───── EXERCISE INPUTS
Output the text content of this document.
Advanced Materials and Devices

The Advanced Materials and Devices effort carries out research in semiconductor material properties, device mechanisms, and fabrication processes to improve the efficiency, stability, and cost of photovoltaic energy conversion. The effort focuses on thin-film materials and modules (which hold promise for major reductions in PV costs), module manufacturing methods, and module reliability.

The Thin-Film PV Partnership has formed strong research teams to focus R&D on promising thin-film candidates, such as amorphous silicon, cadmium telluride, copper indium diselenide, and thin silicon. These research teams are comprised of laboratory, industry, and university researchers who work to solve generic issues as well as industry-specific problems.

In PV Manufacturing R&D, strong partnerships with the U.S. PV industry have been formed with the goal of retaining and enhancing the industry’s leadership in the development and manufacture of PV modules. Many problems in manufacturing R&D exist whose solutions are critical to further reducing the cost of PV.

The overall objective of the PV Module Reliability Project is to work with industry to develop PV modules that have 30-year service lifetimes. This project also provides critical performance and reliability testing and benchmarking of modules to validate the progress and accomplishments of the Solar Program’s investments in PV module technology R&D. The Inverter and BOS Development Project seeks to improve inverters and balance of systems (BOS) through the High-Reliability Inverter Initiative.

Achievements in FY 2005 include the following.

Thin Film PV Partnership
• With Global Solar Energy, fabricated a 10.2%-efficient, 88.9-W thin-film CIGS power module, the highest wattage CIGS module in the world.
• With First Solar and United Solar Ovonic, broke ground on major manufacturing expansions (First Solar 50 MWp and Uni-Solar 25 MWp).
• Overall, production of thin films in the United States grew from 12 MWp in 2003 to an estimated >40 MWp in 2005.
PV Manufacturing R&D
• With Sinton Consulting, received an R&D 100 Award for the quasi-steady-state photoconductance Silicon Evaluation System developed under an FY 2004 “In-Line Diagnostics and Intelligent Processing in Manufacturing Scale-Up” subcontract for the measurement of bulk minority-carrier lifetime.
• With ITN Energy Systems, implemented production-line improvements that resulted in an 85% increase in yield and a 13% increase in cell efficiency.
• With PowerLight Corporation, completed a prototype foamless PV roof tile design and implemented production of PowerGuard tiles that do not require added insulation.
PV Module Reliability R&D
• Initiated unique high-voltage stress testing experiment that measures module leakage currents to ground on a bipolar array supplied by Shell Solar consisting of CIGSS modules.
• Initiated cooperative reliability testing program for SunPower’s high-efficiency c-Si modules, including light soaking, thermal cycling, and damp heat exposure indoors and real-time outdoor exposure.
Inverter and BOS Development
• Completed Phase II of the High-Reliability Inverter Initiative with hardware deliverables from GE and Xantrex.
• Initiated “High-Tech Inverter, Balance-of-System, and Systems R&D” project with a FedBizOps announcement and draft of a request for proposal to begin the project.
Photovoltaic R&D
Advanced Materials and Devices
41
──────────
AIM OF THE EXERCISE :: Please repeat the listing above in full and exactly.

ANSWER TO THIS TASK ::
Output the text content of this document.
Advanced Materials and Devices

The Advanced Materials and Devices effort carries out research in semiconductor material properties, device mechanisms, and fabrication processes to improve the efficiency, stability, and cost of photovoltaic energy conversion. The effort focuses on thin-film materials and modules (which hold promise for major reductions in PV costs), module manufacturing methods, and module reliability.

The Thin-Film PV Partnership has formed strong research teams to focus R&D on promising thin-film candidates, such as amorphous silicon, cadmium telluride, copper indium diselenide, and thin silicon. These research teams are comprised of laboratory, industry, and university researchers who work to solve generic issues as well as industry-specific problems.

In PV Manufacturing R&D, strong partnerships with the U.S. PV industry have been formed with the goal of retaining and enhancing the industry’s leadership in the development and manufacture of PV modules. Many problems in manufacturing R&D exist whose solutions are critical to further reducing the cost of PV.

The overall objective of the PV Module Reliability Project is to work with industry to develop PV modules that have 30-year service lifetimes. This project also provides critical performance and reliability testing and benchmarking of modules to validate the progress and accomplishments of the Solar Program’s investments in PV module technology R&D. The Inverter and BOS Development Project seeks to improve inverters and balance of systems (BOS) through the High-Reliability Inverter Initiative.

Achievements in FY 2005 include the following.

Thin Film PV Partnership
• With Global Solar Energy, fabricated a 10.2%-efficient, 88.9-W thin-film CIGS power module, the highest wattage CIGS module in the world.
• With First Solar and United Solar Ovonic, broke ground on major manufacturing expansions (First Solar 50 MWp and Uni-Solar 25 MWp).
• Overall, production of thin films in the United States grew from 12 MWp in 2003 to an estimated >40 MWp in 2005.
PV Manufacturing R&D
• With Sinton Consulting, received an R&D 100 Award for the quasi-steady-state photoconductance Silicon Evaluation System developed under an FY 2004 “In-Line Diagnostics and Intelligent Processing in Manufacturing Scale-Up” subcontract for the measurement of bulk minority-carrier lifetime.
• With ITN Energy Systems, implemented production-line improvements that resulted in an 85% increase in yield and a 13% increase in cell efficiency.
• With PowerLight Corporation, completed a prototype foamless PV roof tile design and implemented production of PowerGuard tiles that do not require added insulation.
PV Module Reliability R&D
• Initiated unique high-voltage stress testing experiment that measures module leakage currents to ground on a bipolar array supplied by Shell Solar consisting of CIGSS modules.
• Initiated cooperative reliability testing program for SunPower’s high-efficiency c-Si modules, including light soaking, thermal cycling, and damp heat exposure indoors and real-time outdoor exposure.
Inverter and BOS Development
• Completed Phase II of the High-Reliability Inverter Initiative with hardware deliverables from GE and Xantrex.
• Initiated “High-Tech Inverter, Balance-of-System, and Systems R&D” project with a FedBizOps announcement and draft of a request for proposal to begin the project.
Photovoltaic R&D
Advanced Materials and Devices
41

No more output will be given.